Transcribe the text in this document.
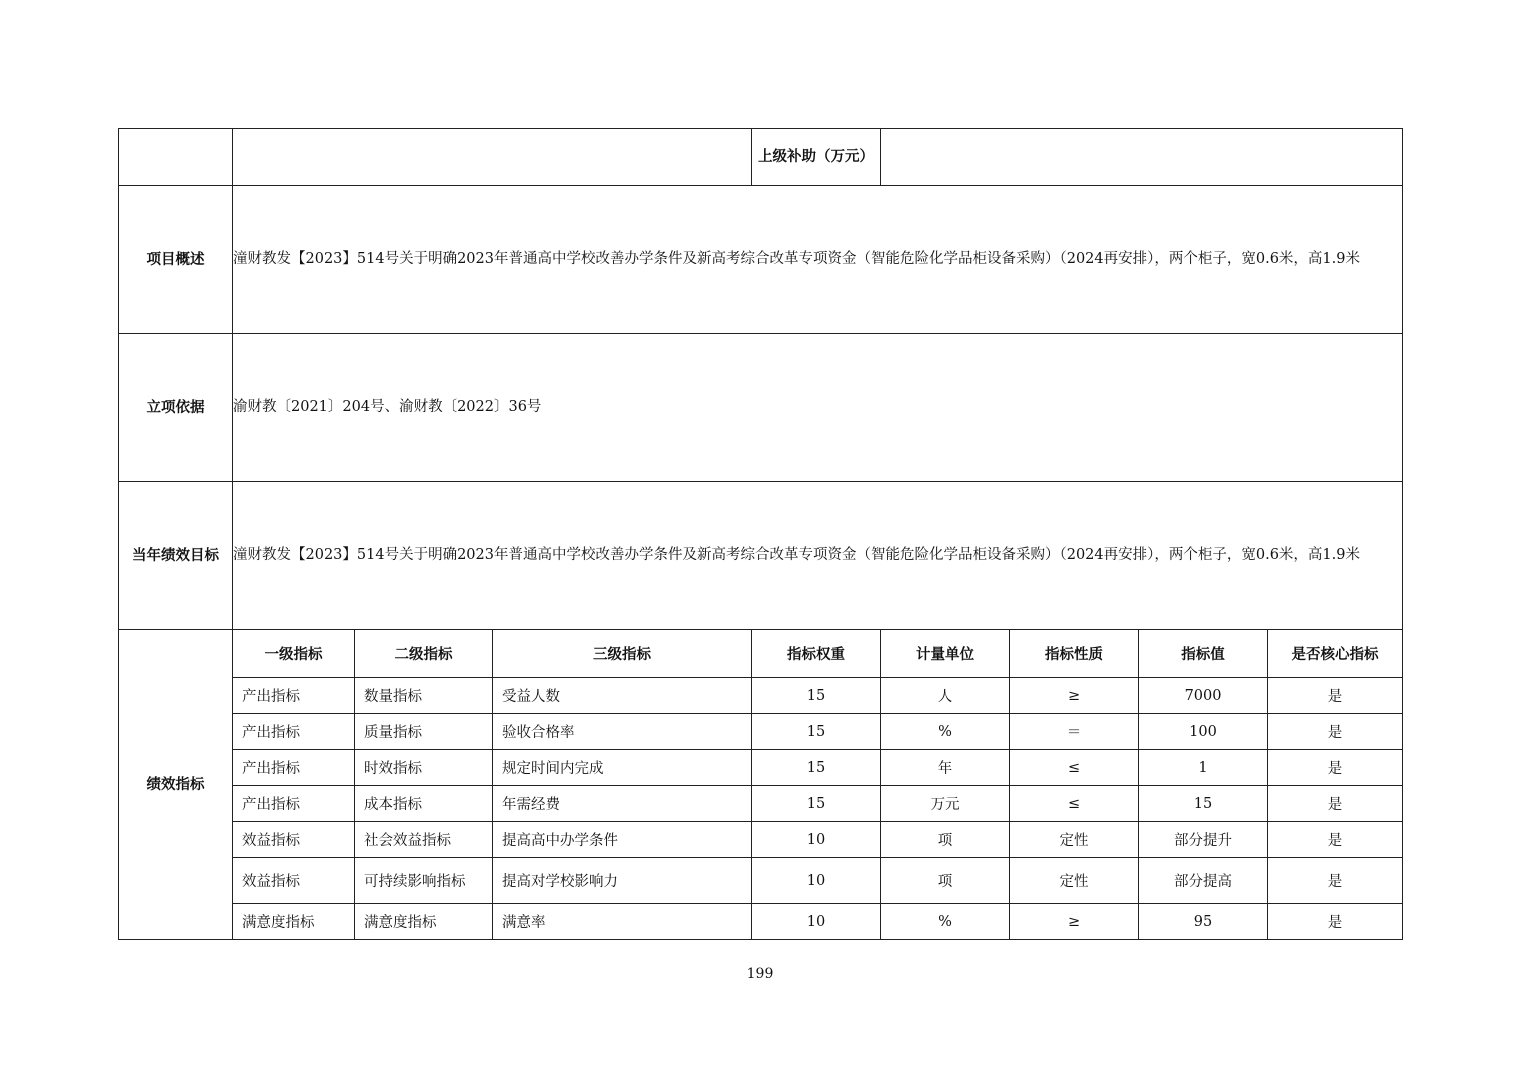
				上级补助（万元）				
项目概述	潼财教发【2023】514号关于明确2023年普通高中学校改善办学条件及新高考综合改革专项资金（智能危险化学品柜设备采购）（2024再安排），两个柜子，宽0.6米，高1.9米							
立项依据	渝财教〔2021〕204号、渝财教〔2022〕36号							
当年绩效目标	潼财教发【2023】514号关于明确2023年普通高中学校改善办学条件及新高考综合改革专项资金（智能危险化学品柜设备采购）（2024再安排），两个柜子，宽0.6米，高1.9米							
绩效指标	一级指标	二级指标	三级指标	指标权重	计量单位	指标性质	指标值	是否核心指标
	产出指标	数量指标	受益人数	15	人	≥	7000	是
	产出指标	质量指标	验收合格率	15	%	＝	100	是
	产出指标	时效指标	规定时间内完成	15	年	≤	1	是
	产出指标	成本指标	年需经费	15	万元	≤	15	是
	效益指标	社会效益指标	提高高中办学条件	10	项	定性	部分提升	是
	效益指标	可持续影响指标	提高对学校影响力	10	项	定性	部分提高	是
	满意度指标	满意度指标	满意率	10	%	≥	95	是
199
● ● ● ● ●
• Work to complete
Make an exact copy of the listing above. Do not include the pictures.

• Output below
Transcribe the text in this document.
				上级补助（万元）				
项目概述	潼财教发【2023】514号关于明确2023年普通高中学校改善办学条件及新高考综合改革专项资金（智能危险化学品柜设备采购）（2024再安排），两个柜子，宽0.6米，高1.9米							
立项依据	渝财教〔2021〕204号、渝财教〔2022〕36号							
当年绩效目标	潼财教发【2023】514号关于明确2023年普通高中学校改善办学条件及新高考综合改革专项资金（智能危险化学品柜设备采购）（2024再安排），两个柜子，宽0.6米，高1.9米							
绩效指标	一级指标	二级指标	三级指标	指标权重	计量单位	指标性质	指标值	是否核心指标
	产出指标	数量指标	受益人数	15	人	≥	7000	是
	产出指标	质量指标	验收合格率	15	%	＝	100	是
	产出指标	时效指标	规定时间内完成	15	年	≤	1	是
	产出指标	成本指标	年需经费	15	万元	≤	15	是
	效益指标	社会效益指标	提高高中办学条件	10	项	定性	部分提升	是
	效益指标	可持续影响指标	提高对学校影响力	10	项	定性	部分提高	是
	满意度指标	满意度指标	满意率	10	%	≥	95	是
199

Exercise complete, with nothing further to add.